(Dataset items)
━━━━━━

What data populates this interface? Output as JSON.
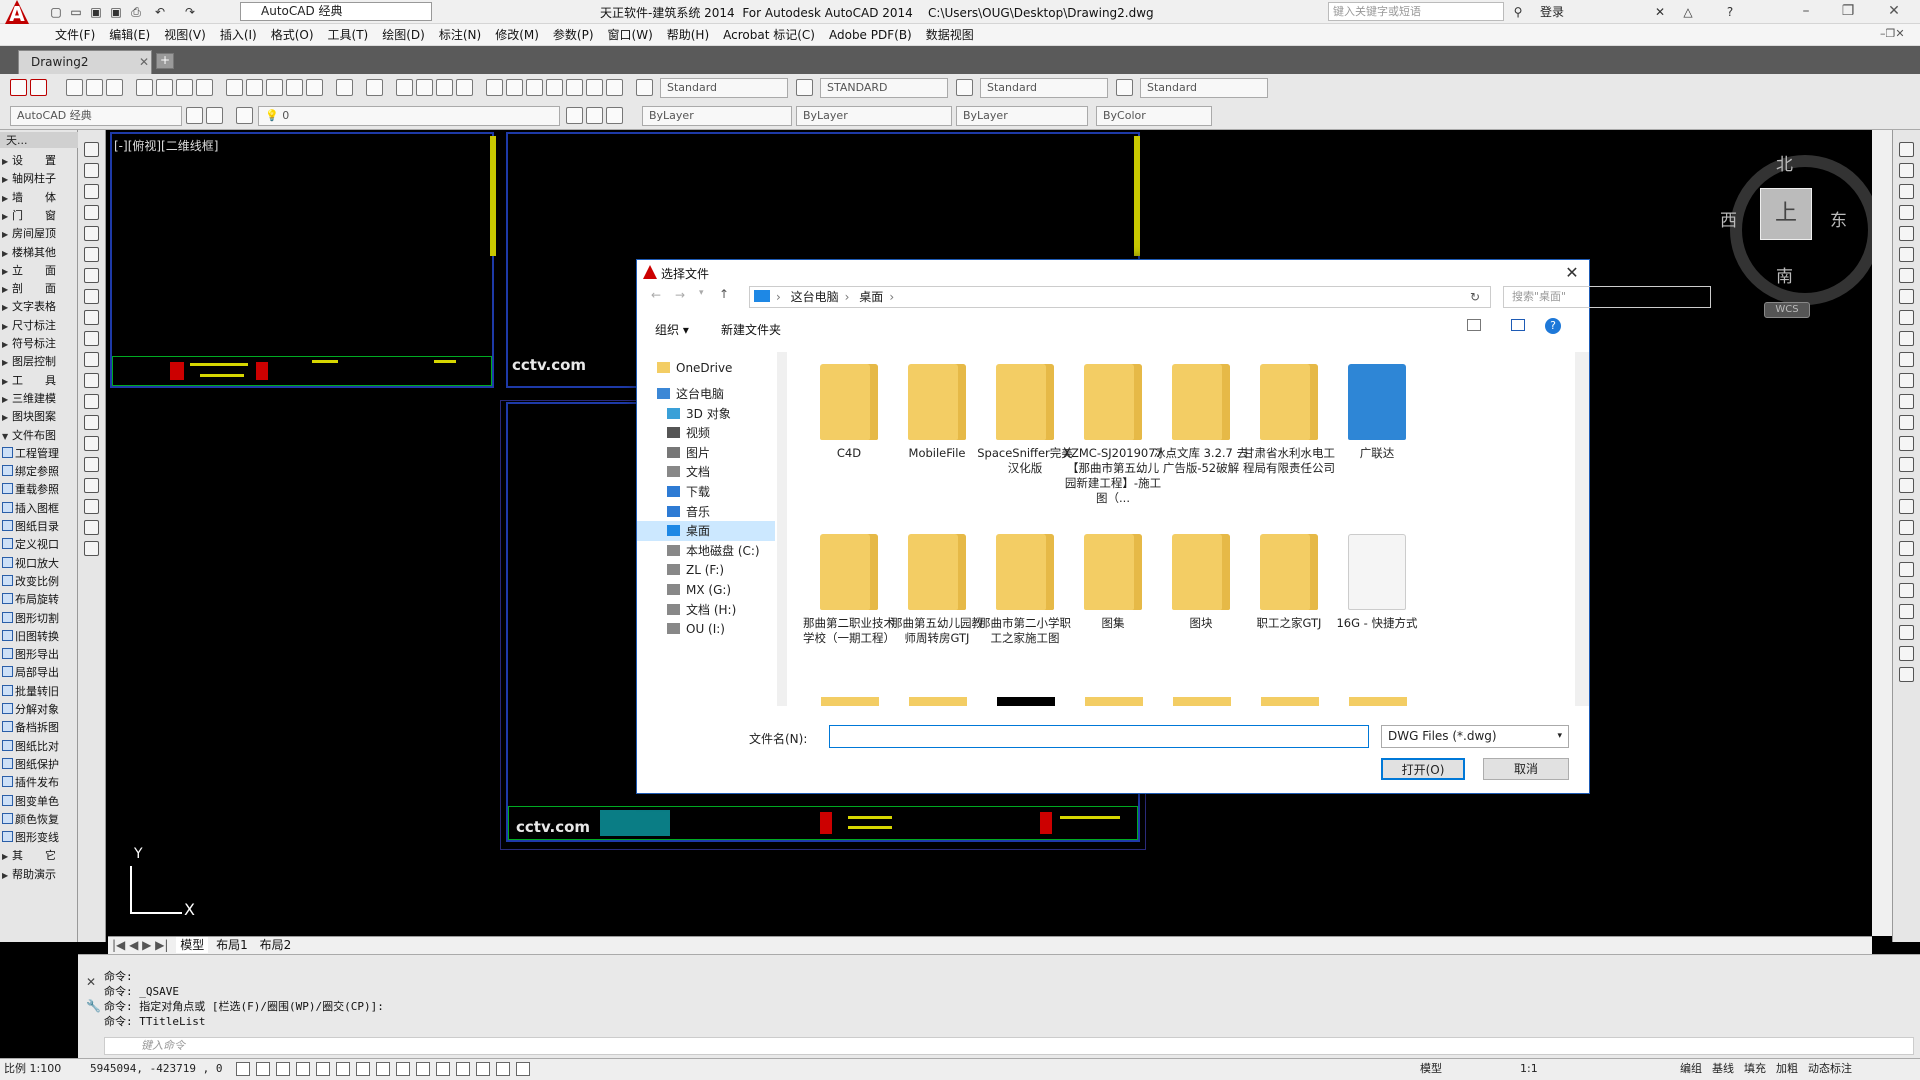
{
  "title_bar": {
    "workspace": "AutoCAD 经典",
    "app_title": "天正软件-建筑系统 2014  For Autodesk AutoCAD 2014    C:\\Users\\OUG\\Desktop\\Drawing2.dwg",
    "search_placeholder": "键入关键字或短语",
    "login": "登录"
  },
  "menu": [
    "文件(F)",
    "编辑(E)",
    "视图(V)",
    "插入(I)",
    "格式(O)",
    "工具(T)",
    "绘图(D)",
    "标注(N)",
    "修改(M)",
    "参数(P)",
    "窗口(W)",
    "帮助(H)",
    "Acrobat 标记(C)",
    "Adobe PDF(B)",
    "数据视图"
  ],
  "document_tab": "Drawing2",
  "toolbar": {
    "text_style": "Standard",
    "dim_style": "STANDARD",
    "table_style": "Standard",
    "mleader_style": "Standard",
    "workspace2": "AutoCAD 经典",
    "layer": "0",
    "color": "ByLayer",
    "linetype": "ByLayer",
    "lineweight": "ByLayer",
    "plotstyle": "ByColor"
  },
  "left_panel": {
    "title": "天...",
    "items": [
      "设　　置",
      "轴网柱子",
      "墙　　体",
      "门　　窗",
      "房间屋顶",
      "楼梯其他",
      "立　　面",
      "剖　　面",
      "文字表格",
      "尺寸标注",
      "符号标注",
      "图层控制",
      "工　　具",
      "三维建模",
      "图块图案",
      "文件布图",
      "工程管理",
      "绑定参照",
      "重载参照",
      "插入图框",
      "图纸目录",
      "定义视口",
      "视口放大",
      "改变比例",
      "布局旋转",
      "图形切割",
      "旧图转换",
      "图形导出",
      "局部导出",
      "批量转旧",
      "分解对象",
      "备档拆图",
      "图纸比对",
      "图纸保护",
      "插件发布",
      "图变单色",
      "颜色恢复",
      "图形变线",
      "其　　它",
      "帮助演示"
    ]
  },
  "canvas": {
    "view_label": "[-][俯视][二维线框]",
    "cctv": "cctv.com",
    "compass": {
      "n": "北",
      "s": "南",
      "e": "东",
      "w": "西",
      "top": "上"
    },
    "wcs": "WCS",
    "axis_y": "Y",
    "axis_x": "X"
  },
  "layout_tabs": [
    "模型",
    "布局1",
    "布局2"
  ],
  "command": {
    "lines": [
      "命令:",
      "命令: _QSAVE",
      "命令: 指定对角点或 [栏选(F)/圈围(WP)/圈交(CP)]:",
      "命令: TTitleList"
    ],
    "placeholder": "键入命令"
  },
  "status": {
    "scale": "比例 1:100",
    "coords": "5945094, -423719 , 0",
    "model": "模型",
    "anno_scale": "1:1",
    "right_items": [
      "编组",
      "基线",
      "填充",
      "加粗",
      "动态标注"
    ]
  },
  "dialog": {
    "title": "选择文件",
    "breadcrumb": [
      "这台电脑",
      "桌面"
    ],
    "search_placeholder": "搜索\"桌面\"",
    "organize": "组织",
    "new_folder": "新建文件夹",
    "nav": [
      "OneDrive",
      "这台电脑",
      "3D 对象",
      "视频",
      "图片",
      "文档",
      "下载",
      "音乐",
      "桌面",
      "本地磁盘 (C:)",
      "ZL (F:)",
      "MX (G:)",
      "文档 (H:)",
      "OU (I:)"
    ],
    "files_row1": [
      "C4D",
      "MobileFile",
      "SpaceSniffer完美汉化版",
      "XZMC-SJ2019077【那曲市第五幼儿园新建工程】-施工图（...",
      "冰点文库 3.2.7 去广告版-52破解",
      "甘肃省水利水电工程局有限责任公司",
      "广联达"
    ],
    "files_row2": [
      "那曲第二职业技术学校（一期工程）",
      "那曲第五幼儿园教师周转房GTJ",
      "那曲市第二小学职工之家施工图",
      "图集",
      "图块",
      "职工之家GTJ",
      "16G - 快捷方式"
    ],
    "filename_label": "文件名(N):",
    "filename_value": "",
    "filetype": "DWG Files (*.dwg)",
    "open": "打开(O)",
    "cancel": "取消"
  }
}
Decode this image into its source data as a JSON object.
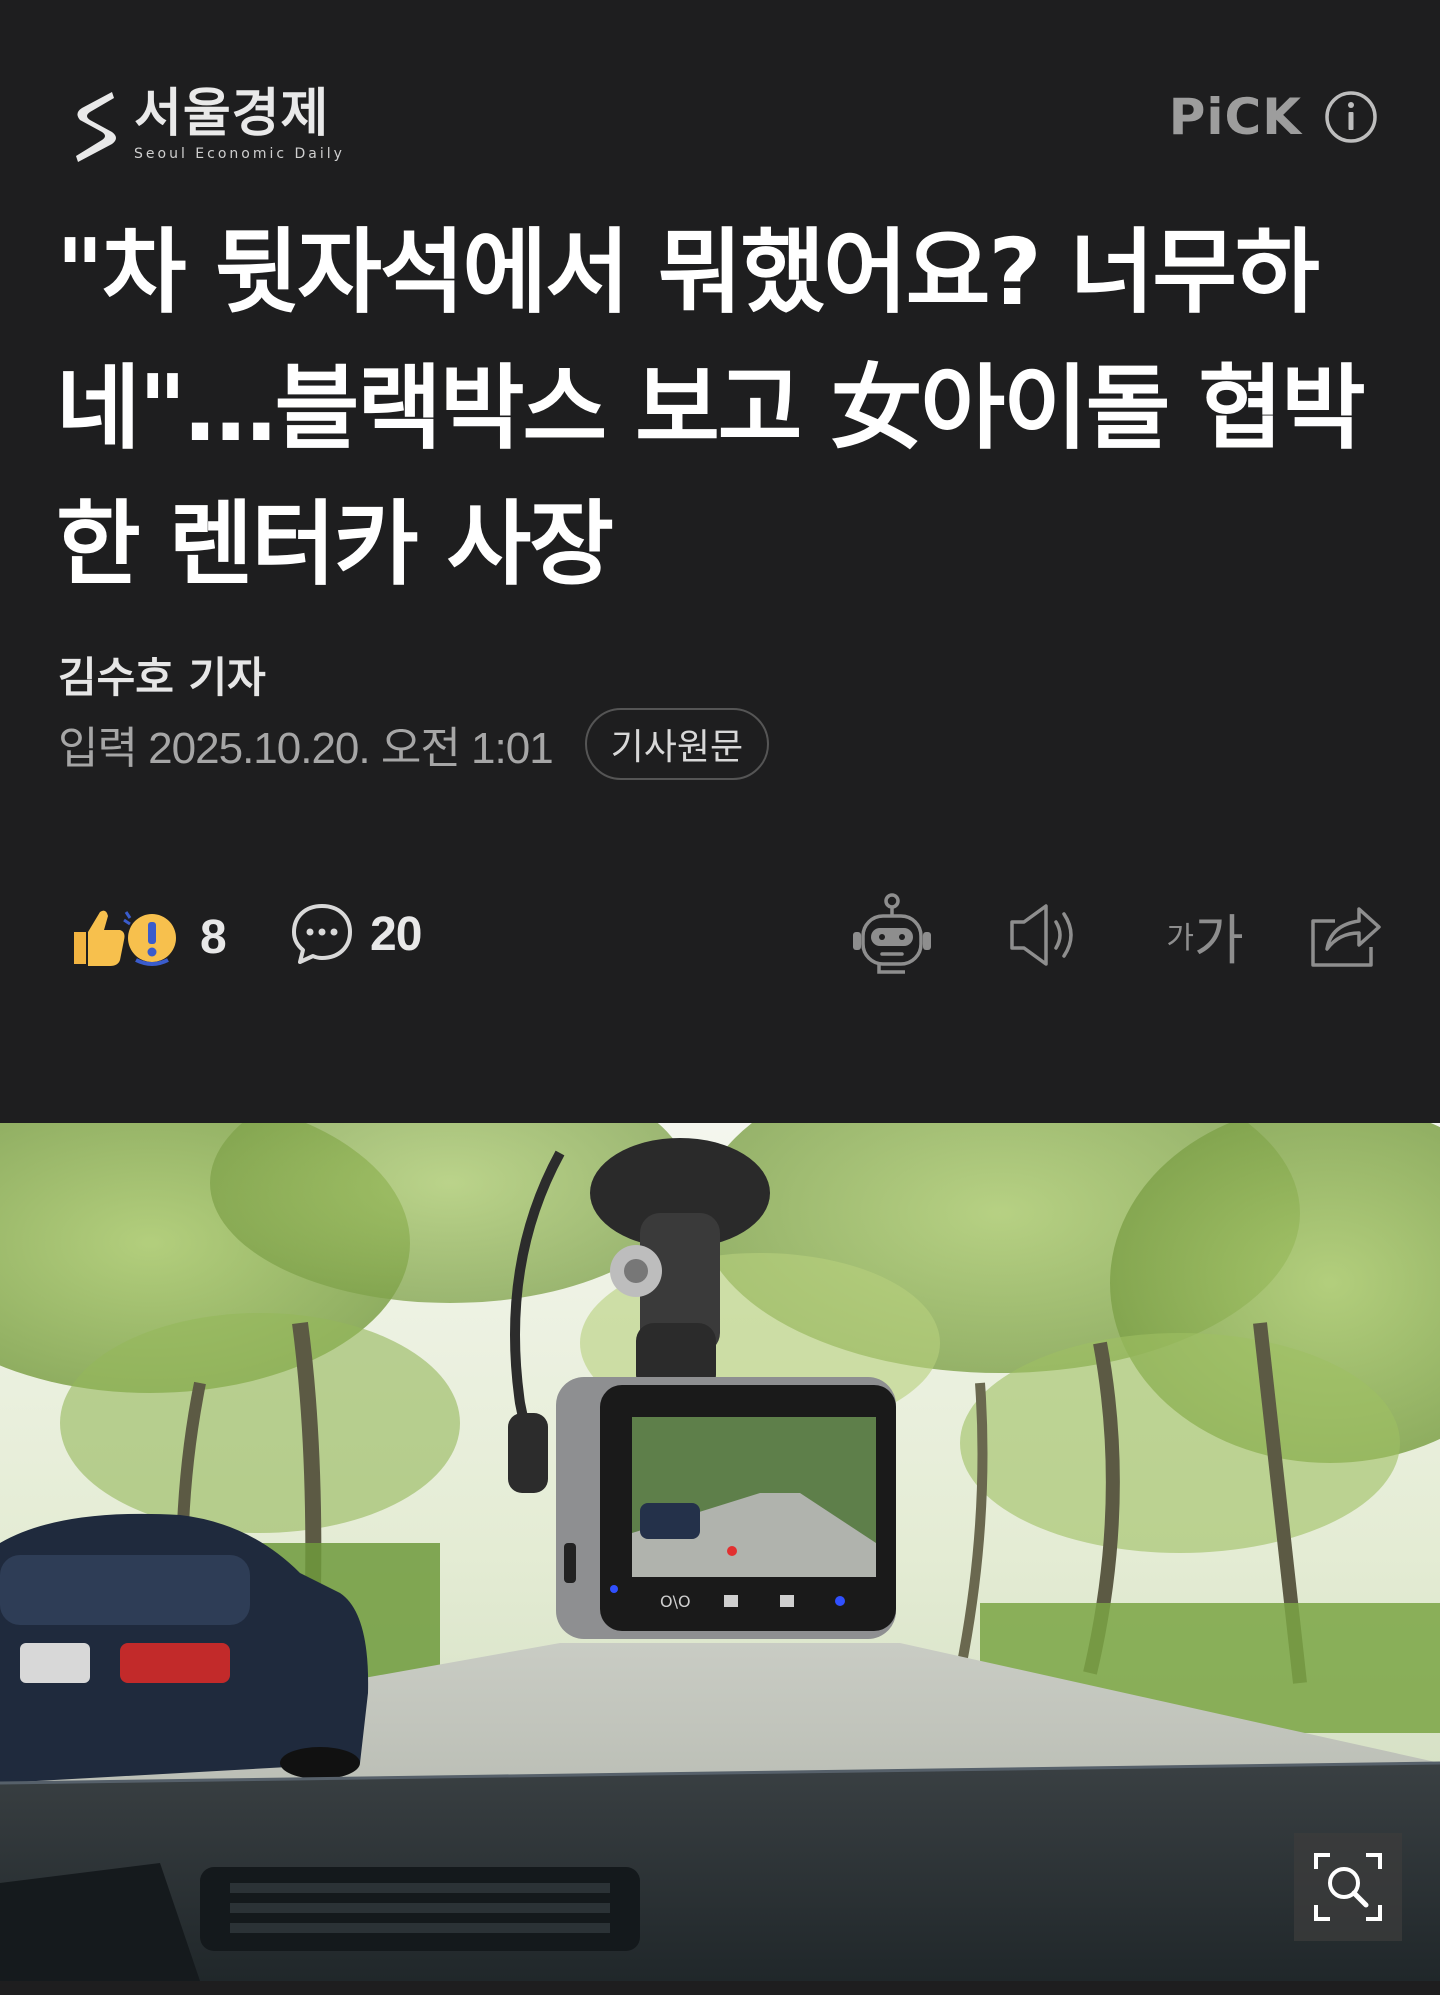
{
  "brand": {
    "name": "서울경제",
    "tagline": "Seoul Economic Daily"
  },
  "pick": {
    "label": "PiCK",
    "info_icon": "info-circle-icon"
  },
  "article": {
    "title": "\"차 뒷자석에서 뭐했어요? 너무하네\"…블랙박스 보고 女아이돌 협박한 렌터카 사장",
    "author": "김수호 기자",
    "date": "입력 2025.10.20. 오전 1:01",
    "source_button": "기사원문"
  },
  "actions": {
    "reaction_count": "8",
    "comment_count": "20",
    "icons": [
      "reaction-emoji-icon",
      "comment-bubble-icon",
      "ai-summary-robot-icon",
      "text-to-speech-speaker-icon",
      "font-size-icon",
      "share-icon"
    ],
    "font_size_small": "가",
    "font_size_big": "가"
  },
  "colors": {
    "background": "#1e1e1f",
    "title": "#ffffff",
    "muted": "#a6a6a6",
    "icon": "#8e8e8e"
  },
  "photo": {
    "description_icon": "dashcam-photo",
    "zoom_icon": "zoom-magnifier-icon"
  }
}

━━━━━━

» Goal of the exercise:
All records above are to be printed exactly, minus the pictures they contain.

» Final result:
What data populates this interface? Output as JSON.
{
  "title_bar": {
    "workspace": "AutoCAD 经典",
    "app_title": "天正软件-建筑系统 2014  For Autodesk AutoCAD 2014    C:\\Users\\OUG\\Desktop\\Drawing2.dwg",
    "search_placeholder": "键入关键字或短语",
    "login": "登录"
  },
  "menu": [
    "文件(F)",
    "编辑(E)",
    "视图(V)",
    "插入(I)",
    "格式(O)",
    "工具(T)",
    "绘图(D)",
    "标注(N)",
    "修改(M)",
    "参数(P)",
    "窗口(W)",
    "帮助(H)",
    "Acrobat 标记(C)",
    "Adobe PDF(B)",
    "数据视图"
  ],
  "document_tab": "Drawing2",
  "toolbar": {
    "text_style": "Standard",
    "dim_style": "STANDARD",
    "table_style": "Standard",
    "mleader_style": "Standard",
    "workspace2": "AutoCAD 经典",
    "layer": "0",
    "color": "ByLayer",
    "linetype": "ByLayer",
    "lineweight": "ByLayer",
    "plotstyle": "ByColor"
  },
  "left_panel": {
    "title": "天...",
    "items": [
      "设　　置",
      "轴网柱子",
      "墙　　体",
      "门　　窗",
      "房间屋顶",
      "楼梯其他",
      "立　　面",
      "剖　　面",
      "文字表格",
      "尺寸标注",
      "符号标注",
      "图层控制",
      "工　　具",
      "三维建模",
      "图块图案",
      "文件布图",
      "工程管理",
      "绑定参照",
      "重载参照",
      "插入图框",
      "图纸目录",
      "定义视口",
      "视口放大",
      "改变比例",
      "布局旋转",
      "图形切割",
      "旧图转换",
      "图形导出",
      "局部导出",
      "批量转旧",
      "分解对象",
      "备档拆图",
      "图纸比对",
      "图纸保护",
      "插件发布",
      "图变单色",
      "颜色恢复",
      "图形变线",
      "其　　它",
      "帮助演示"
    ]
  },
  "canvas": {
    "view_label": "[-][俯视][二维线框]",
    "cctv": "cctv.com",
    "compass": {
      "n": "北",
      "s": "南",
      "e": "东",
      "w": "西",
      "top": "上"
    },
    "wcs": "WCS",
    "axis_y": "Y",
    "axis_x": "X"
  },
  "layout_tabs": [
    "模型",
    "布局1",
    "布局2"
  ],
  "command": {
    "lines": [
      "命令:",
      "命令: _QSAVE",
      "命令: 指定对角点或 [栏选(F)/圈围(WP)/圈交(CP)]:",
      "命令: TTitleList"
    ],
    "placeholder": "键入命令"
  },
  "status": {
    "scale": "比例 1:100",
    "coords": "5945094, -423719 , 0",
    "model": "模型",
    "anno_scale": "1:1",
    "right_items": [
      "编组",
      "基线",
      "填充",
      "加粗",
      "动态标注"
    ]
  },
  "dialog": {
    "title": "选择文件",
    "breadcrumb": [
      "这台电脑",
      "桌面"
    ],
    "search_placeholder": "搜索\"桌面\"",
    "organize": "组织",
    "new_folder": "新建文件夹",
    "nav": [
      "OneDrive",
      "这台电脑",
      "3D 对象",
      "视频",
      "图片",
      "文档",
      "下载",
      "音乐",
      "桌面",
      "本地磁盘 (C:)",
      "ZL (F:)",
      "MX (G:)",
      "文档 (H:)",
      "OU (I:)"
    ],
    "files_row1": [
      "C4D",
      "MobileFile",
      "SpaceSniffer完美汉化版",
      "XZMC-SJ2019077【那曲市第五幼儿园新建工程】-施工图（...",
      "冰点文库 3.2.7 去广告版-52破解",
      "甘肃省水利水电工程局有限责任公司",
      "广联达"
    ],
    "files_row2": [
      "那曲第二职业技术学校（一期工程）",
      "那曲第五幼儿园教师周转房GTJ",
      "那曲市第二小学职工之家施工图",
      "图集",
      "图块",
      "职工之家GTJ",
      "16G - 快捷方式"
    ],
    "filename_label": "文件名(N):",
    "filename_value": "",
    "filetype": "DWG Files (*.dwg)",
    "open": "打开(O)",
    "cancel": "取消"
  }
}
Decode this image into its source data as a JSON object.
{
  "brand": {
    "name": "서울경제",
    "tagline": "Seoul Economic Daily"
  },
  "pick": {
    "label": "PiCK",
    "info_icon": "info-circle-icon"
  },
  "article": {
    "title": "\"차 뒷자석에서 뭐했어요? 너무하네\"…블랙박스 보고 女아이돌 협박한 렌터카 사장",
    "author": "김수호 기자",
    "date": "입력 2025.10.20. 오전 1:01",
    "source_button": "기사원문"
  },
  "actions": {
    "reaction_count": "8",
    "comment_count": "20",
    "icons": [
      "reaction-emoji-icon",
      "comment-bubble-icon",
      "ai-summary-robot-icon",
      "text-to-speech-speaker-icon",
      "font-size-icon",
      "share-icon"
    ],
    "font_size_small": "가",
    "font_size_big": "가"
  },
  "colors": {
    "background": "#1e1e1f",
    "title": "#ffffff",
    "muted": "#a6a6a6",
    "icon": "#8e8e8e"
  },
  "photo": {
    "description_icon": "dashcam-photo",
    "zoom_icon": "zoom-magnifier-icon"
  }
}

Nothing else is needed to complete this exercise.